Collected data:
-------

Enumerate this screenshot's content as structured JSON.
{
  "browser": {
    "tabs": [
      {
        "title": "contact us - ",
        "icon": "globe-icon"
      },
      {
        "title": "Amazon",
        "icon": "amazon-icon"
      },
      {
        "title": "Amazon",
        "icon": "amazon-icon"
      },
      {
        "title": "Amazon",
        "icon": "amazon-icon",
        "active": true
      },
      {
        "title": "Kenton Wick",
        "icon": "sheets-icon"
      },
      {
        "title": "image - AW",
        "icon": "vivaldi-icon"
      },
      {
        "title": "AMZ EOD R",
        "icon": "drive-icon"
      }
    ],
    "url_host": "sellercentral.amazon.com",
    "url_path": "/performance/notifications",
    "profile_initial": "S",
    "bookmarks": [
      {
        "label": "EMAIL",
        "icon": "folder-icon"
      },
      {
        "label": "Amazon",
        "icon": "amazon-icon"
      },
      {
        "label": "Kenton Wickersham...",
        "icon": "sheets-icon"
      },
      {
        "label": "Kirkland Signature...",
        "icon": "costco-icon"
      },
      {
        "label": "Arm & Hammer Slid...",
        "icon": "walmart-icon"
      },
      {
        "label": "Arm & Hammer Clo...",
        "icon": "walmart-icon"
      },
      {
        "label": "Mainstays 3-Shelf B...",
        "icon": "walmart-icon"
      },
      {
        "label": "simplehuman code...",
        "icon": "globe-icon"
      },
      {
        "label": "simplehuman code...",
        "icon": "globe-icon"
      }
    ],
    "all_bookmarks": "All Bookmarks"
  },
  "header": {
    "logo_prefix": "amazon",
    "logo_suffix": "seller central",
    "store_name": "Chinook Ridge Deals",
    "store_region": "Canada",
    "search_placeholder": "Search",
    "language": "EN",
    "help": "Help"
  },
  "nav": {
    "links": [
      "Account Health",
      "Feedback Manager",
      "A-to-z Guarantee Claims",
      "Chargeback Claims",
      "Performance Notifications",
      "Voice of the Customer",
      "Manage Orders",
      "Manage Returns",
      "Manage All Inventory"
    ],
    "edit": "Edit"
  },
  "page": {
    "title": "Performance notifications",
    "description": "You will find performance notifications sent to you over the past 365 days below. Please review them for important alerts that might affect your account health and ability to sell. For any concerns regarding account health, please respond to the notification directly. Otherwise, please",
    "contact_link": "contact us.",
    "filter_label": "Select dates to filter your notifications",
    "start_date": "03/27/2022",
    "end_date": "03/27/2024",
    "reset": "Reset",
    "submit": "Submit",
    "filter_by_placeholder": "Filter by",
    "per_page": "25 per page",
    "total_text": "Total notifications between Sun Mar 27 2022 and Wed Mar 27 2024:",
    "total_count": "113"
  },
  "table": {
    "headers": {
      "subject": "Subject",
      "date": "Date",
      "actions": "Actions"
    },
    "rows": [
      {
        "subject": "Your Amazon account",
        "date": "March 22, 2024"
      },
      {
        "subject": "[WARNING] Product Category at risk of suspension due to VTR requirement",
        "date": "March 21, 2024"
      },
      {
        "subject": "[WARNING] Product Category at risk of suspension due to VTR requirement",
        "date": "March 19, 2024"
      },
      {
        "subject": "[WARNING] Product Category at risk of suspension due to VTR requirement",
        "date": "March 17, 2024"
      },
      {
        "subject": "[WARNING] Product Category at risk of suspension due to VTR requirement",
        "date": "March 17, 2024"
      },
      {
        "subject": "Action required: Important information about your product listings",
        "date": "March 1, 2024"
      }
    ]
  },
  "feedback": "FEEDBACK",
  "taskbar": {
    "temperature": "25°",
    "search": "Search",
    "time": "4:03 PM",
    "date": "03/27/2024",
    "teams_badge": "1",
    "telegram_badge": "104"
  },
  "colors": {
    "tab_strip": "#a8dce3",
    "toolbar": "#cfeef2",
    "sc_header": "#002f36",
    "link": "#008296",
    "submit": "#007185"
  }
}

-------

--- PROBLEM DETAILS ---
Return every line of the material exactly.

--- FINISHED ANSWER ---
Enumerate this screenshot's content as structured JSON.
{
  "browser": {
    "tabs": [
      {
        "title": "contact us - ",
        "icon": "globe-icon"
      },
      {
        "title": "Amazon",
        "icon": "amazon-icon"
      },
      {
        "title": "Amazon",
        "icon": "amazon-icon"
      },
      {
        "title": "Amazon",
        "icon": "amazon-icon",
        "active": true
      },
      {
        "title": "Kenton Wick",
        "icon": "sheets-icon"
      },
      {
        "title": "image - AW",
        "icon": "vivaldi-icon"
      },
      {
        "title": "AMZ EOD R",
        "icon": "drive-icon"
      }
    ],
    "url_host": "sellercentral.amazon.com",
    "url_path": "/performance/notifications",
    "profile_initial": "S",
    "bookmarks": [
      {
        "label": "EMAIL",
        "icon": "folder-icon"
      },
      {
        "label": "Amazon",
        "icon": "amazon-icon"
      },
      {
        "label": "Kenton Wickersham...",
        "icon": "sheets-icon"
      },
      {
        "label": "Kirkland Signature...",
        "icon": "costco-icon"
      },
      {
        "label": "Arm & Hammer Slid...",
        "icon": "walmart-icon"
      },
      {
        "label": "Arm & Hammer Clo...",
        "icon": "walmart-icon"
      },
      {
        "label": "Mainstays 3-Shelf B...",
        "icon": "walmart-icon"
      },
      {
        "label": "simplehuman code...",
        "icon": "globe-icon"
      },
      {
        "label": "simplehuman code...",
        "icon": "globe-icon"
      }
    ],
    "all_bookmarks": "All Bookmarks"
  },
  "header": {
    "logo_prefix": "amazon",
    "logo_suffix": "seller central",
    "store_name": "Chinook Ridge Deals",
    "store_region": "Canada",
    "search_placeholder": "Search",
    "language": "EN",
    "help": "Help"
  },
  "nav": {
    "links": [
      "Account Health",
      "Feedback Manager",
      "A-to-z Guarantee Claims",
      "Chargeback Claims",
      "Performance Notifications",
      "Voice of the Customer",
      "Manage Orders",
      "Manage Returns",
      "Manage All Inventory"
    ],
    "edit": "Edit"
  },
  "page": {
    "title": "Performance notifications",
    "description": "You will find performance notifications sent to you over the past 365 days below. Please review them for important alerts that might affect your account health and ability to sell. For any concerns regarding account health, please respond to the notification directly. Otherwise, please",
    "contact_link": "contact us.",
    "filter_label": "Select dates to filter your notifications",
    "start_date": "03/27/2022",
    "end_date": "03/27/2024",
    "reset": "Reset",
    "submit": "Submit",
    "filter_by_placeholder": "Filter by",
    "per_page": "25 per page",
    "total_text": "Total notifications between Sun Mar 27 2022 and Wed Mar 27 2024:",
    "total_count": "113"
  },
  "table": {
    "headers": {
      "subject": "Subject",
      "date": "Date",
      "actions": "Actions"
    },
    "rows": [
      {
        "subject": "Your Amazon account",
        "date": "March 22, 2024"
      },
      {
        "subject": "[WARNING] Product Category at risk of suspension due to VTR requirement",
        "date": "March 21, 2024"
      },
      {
        "subject": "[WARNING] Product Category at risk of suspension due to VTR requirement",
        "date": "March 19, 2024"
      },
      {
        "subject": "[WARNING] Product Category at risk of suspension due to VTR requirement",
        "date": "March 17, 2024"
      },
      {
        "subject": "[WARNING] Product Category at risk of suspension due to VTR requirement",
        "date": "March 17, 2024"
      },
      {
        "subject": "Action required: Important information about your product listings",
        "date": "March 1, 2024"
      }
    ]
  },
  "feedback": "FEEDBACK",
  "taskbar": {
    "temperature": "25°",
    "search": "Search",
    "time": "4:03 PM",
    "date": "03/27/2024",
    "teams_badge": "1",
    "telegram_badge": "104"
  },
  "colors": {
    "tab_strip": "#a8dce3",
    "toolbar": "#cfeef2",
    "sc_header": "#002f36",
    "link": "#008296",
    "submit": "#007185"
  }
}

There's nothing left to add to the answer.